- JOB: What lines of the data include the string "Identificazione"? Copy them all.

- EXTRACTED RECORDS:
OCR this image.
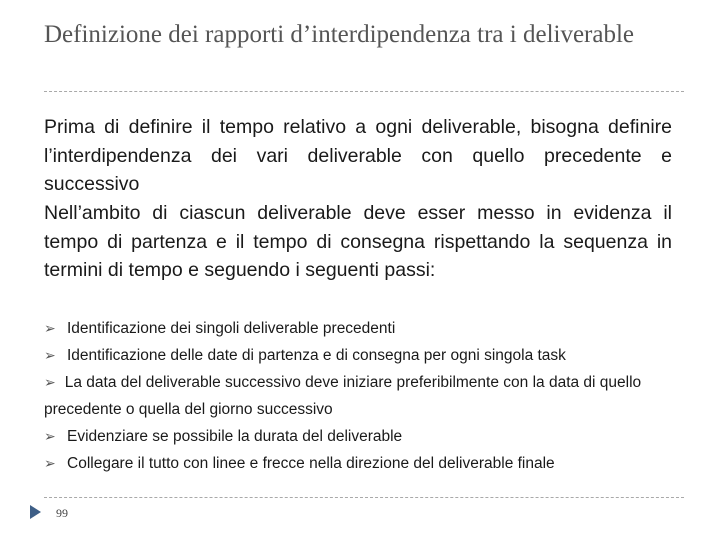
Definizione dei rapporti d’interdipendenza tra i deliverable

Prima di definire il tempo relativo a ogni deliverable, bisogna definire l’interdipendenza dei vari deliverable con quello precedente e successivo

Nell’ambito di ciascun deliverable deve esser messo in evidenza il tempo di partenza e il tempo di consegna rispettando la sequenza in termini di tempo e seguendo i seguenti passi:

➢ Identificazione dei singoli deliverable precedenti
➢ Identificazione delle date di partenza e di consegna per ogni singola task
➢ La data del deliverable successivo deve iniziare preferibilmente con la data di quello precedente o quella del giorno successivo
➢ Evidenziare se possibile la durata del deliverable
➢ Collegare il tutto con linee e frecce nella direzione del deliverable finale
99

- SOLUTION TO THE PROBLEM:
➢ Identificazione dei singoli deliverable precedenti
➢ Identificazione delle date di partenza e di consegna per ogni singola task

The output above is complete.